[Data in this exercise start]

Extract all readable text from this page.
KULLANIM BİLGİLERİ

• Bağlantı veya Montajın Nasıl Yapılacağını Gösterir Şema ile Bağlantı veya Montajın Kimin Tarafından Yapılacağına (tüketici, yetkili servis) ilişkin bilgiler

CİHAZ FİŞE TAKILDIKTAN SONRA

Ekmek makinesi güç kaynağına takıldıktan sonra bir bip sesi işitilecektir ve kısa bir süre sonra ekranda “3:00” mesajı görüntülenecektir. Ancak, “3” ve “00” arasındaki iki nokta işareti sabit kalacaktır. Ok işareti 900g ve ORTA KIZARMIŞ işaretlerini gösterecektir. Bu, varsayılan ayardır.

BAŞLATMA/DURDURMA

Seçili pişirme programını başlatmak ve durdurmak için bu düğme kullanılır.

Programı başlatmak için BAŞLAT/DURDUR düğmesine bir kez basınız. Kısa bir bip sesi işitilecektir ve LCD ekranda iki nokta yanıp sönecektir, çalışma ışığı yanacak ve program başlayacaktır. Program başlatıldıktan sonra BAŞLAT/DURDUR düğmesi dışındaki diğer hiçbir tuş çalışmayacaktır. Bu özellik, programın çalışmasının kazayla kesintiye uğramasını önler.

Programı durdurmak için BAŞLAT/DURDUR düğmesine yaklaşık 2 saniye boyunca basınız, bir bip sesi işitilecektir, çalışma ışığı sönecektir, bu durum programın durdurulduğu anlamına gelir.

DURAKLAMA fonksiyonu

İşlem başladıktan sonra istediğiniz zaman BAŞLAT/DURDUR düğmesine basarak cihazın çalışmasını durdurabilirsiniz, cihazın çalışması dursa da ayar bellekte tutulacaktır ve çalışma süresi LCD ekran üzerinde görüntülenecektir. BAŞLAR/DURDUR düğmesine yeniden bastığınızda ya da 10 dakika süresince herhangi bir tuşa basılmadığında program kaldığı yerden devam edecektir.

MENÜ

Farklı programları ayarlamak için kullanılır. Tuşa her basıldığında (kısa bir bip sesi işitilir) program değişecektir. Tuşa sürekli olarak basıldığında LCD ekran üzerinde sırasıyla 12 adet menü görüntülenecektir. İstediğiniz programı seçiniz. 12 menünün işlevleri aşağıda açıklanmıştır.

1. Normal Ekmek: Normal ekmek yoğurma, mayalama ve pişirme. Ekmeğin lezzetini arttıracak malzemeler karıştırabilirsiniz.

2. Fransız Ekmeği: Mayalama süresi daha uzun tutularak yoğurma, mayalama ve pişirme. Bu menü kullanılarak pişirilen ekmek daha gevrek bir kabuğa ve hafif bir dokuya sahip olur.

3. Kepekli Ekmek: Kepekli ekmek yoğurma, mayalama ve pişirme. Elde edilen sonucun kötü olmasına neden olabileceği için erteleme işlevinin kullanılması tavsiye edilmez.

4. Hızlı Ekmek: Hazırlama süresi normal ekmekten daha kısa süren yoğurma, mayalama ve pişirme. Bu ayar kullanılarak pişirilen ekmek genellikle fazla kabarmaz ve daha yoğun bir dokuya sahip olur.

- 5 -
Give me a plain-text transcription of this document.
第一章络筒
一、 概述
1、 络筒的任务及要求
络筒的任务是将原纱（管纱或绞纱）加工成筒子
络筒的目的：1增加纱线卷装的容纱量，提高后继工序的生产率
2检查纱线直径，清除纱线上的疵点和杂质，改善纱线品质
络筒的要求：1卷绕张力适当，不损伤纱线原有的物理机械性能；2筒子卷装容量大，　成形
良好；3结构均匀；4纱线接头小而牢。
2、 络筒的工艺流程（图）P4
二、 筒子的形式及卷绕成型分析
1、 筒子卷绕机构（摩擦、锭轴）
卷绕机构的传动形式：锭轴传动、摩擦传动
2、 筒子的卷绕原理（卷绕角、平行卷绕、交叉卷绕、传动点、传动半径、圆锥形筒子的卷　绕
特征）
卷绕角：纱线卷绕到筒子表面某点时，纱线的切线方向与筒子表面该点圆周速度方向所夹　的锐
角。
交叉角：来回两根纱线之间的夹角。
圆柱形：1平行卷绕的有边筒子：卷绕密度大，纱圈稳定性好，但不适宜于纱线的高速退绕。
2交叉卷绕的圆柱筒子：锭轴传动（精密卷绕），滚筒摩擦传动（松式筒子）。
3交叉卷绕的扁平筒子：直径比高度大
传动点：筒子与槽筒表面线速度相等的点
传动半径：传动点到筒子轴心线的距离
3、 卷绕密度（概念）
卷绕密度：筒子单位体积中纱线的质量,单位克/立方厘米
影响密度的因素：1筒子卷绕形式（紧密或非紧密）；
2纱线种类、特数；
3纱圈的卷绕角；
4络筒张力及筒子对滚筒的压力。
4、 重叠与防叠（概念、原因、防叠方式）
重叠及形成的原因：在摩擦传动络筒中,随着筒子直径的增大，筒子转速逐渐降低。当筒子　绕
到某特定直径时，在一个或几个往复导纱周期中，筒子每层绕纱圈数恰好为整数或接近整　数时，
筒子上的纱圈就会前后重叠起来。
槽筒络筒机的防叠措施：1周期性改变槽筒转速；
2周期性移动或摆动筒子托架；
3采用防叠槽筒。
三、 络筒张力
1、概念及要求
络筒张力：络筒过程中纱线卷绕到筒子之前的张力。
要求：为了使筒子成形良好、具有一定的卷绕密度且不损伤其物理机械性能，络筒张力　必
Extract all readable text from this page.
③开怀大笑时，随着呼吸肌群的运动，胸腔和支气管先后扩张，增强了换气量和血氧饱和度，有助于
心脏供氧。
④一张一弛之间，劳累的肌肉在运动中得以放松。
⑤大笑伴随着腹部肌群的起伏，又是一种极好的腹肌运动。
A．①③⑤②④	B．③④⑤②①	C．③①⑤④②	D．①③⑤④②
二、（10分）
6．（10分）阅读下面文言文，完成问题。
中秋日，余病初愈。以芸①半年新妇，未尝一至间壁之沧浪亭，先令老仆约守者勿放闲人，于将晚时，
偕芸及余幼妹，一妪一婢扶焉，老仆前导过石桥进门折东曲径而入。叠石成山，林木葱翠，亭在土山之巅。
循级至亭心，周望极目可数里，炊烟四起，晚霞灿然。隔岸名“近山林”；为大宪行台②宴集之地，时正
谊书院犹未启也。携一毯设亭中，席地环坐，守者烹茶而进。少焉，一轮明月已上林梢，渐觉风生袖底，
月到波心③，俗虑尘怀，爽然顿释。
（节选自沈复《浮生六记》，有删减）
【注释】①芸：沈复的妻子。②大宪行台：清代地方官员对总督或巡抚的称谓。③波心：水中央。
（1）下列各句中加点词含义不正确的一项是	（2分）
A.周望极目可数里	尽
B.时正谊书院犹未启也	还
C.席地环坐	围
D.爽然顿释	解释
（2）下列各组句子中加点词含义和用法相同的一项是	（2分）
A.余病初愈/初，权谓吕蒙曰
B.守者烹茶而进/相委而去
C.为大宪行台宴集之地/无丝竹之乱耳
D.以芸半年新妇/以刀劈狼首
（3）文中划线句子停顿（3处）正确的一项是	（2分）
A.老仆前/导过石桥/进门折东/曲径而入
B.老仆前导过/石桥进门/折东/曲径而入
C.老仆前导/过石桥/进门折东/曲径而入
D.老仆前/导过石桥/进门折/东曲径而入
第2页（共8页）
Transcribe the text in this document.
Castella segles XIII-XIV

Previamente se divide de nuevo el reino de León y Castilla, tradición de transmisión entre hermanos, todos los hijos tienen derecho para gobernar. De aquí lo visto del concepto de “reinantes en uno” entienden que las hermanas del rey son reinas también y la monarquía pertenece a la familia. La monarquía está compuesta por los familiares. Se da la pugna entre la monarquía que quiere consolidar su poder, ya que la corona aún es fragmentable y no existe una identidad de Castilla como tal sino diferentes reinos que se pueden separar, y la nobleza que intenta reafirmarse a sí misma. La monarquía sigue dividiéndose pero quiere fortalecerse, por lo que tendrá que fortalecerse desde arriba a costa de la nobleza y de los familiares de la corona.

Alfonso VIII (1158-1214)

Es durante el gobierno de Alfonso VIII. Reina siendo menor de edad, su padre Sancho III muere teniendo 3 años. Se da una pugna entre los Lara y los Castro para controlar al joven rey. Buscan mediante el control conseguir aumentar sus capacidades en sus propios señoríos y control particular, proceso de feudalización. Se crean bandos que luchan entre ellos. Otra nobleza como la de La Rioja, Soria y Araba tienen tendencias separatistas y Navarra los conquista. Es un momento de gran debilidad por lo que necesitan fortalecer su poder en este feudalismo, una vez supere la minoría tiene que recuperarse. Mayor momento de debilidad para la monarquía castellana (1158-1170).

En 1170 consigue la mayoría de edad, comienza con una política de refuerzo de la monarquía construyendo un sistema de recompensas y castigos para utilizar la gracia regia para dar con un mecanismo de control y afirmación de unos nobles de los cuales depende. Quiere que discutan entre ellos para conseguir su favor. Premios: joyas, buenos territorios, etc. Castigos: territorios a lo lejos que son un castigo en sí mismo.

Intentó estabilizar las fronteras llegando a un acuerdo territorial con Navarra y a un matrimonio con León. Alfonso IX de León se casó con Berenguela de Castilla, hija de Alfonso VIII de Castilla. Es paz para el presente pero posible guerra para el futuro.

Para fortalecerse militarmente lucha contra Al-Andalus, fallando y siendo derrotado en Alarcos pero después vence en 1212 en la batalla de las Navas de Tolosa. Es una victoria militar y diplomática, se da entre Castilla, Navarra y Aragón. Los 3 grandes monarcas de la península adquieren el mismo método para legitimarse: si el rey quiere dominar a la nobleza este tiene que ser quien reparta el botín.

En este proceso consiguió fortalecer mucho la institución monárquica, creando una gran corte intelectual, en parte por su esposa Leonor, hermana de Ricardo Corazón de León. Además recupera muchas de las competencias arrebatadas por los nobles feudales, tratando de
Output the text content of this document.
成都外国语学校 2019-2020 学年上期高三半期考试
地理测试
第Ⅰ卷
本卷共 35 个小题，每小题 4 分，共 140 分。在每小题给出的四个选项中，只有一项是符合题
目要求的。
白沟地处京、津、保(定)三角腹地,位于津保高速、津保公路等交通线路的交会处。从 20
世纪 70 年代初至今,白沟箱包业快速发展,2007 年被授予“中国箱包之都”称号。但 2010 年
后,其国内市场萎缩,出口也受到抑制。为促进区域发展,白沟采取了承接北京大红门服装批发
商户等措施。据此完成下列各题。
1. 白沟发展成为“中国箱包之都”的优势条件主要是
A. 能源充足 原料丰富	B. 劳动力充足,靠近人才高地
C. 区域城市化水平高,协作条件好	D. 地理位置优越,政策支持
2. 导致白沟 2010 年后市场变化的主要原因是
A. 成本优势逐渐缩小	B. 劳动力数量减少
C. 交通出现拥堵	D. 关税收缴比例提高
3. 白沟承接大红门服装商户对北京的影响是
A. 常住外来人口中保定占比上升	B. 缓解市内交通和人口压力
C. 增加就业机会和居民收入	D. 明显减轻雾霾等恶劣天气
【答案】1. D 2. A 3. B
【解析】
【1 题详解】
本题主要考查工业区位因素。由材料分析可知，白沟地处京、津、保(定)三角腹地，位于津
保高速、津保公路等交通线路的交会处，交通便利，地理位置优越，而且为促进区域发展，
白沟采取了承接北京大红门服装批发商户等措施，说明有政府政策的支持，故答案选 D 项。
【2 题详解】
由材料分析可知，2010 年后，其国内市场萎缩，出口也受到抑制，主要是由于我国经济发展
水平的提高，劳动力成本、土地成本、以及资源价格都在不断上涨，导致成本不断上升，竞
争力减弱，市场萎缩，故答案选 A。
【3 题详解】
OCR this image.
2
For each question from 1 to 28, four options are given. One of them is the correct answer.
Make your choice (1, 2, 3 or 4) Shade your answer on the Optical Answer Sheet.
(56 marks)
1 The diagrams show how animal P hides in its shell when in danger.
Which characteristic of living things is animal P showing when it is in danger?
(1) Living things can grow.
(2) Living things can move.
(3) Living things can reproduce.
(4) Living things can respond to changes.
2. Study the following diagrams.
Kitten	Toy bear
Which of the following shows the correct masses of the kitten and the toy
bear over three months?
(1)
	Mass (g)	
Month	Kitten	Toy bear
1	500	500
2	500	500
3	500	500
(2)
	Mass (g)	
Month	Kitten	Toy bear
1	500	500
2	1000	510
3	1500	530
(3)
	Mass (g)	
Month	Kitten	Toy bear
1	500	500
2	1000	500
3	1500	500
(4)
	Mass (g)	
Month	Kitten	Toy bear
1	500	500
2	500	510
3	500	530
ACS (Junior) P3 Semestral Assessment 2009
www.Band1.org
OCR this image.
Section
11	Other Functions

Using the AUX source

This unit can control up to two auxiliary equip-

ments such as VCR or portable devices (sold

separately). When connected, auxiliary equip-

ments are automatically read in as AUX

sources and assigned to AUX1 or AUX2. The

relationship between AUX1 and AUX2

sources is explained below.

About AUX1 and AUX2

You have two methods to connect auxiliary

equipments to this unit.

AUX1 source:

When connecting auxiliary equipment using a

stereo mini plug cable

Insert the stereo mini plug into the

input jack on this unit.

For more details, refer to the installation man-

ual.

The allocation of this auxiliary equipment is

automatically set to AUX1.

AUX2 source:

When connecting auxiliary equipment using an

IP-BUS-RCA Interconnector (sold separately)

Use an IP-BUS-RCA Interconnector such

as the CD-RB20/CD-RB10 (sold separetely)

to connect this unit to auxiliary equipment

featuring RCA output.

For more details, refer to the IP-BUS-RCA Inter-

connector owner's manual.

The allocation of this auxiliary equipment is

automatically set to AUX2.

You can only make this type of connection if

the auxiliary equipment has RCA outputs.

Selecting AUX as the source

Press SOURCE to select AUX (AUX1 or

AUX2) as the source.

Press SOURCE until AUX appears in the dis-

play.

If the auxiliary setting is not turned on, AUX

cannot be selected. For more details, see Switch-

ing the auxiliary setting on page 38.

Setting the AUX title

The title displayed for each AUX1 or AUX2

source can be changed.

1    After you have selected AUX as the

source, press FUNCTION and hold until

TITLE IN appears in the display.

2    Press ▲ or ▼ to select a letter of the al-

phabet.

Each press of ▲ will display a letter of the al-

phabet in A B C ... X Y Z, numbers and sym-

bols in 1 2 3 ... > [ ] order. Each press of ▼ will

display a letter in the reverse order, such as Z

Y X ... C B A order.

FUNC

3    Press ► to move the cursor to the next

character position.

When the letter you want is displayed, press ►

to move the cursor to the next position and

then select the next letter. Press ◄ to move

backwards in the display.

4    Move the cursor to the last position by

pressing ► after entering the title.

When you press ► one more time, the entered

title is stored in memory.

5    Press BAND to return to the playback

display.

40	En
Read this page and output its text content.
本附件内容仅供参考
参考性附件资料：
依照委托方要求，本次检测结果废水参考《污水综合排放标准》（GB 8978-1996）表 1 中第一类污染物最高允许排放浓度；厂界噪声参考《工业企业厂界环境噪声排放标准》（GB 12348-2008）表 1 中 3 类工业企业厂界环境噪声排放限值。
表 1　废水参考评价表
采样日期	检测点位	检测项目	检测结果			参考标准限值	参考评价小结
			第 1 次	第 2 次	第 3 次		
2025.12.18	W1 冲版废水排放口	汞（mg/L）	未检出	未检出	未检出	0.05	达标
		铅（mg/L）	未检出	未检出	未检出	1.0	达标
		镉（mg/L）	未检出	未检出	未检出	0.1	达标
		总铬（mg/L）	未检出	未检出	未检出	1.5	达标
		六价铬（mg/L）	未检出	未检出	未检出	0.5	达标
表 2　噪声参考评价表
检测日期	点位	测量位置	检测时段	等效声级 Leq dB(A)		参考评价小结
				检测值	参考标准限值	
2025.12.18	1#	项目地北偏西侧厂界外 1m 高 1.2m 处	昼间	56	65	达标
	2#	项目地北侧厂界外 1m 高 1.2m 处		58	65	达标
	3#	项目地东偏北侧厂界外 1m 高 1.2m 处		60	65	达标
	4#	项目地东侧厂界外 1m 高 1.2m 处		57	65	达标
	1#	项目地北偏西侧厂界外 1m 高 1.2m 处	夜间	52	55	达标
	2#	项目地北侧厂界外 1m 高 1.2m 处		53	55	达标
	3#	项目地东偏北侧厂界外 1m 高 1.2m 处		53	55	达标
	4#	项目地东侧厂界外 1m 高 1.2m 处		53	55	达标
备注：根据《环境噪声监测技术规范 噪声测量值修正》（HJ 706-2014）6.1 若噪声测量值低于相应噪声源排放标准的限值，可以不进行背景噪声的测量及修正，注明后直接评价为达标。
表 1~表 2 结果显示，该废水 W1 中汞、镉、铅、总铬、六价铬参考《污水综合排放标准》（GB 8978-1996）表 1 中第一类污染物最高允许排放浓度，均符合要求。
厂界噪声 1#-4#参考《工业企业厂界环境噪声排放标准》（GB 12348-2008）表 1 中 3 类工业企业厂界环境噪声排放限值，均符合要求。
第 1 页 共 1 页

[Data in this exercise end]

- Task statement -
Gather every line from the listing above in which "参考评价小结" appears, and copy those lines.

- Exercise result -
采样日期	检测点位	检测项目	检测结果			参考标准限值	参考评价小结
检测日期	点位	测量位置	检测时段	等效声级 Leq dB(A)		参考评价小结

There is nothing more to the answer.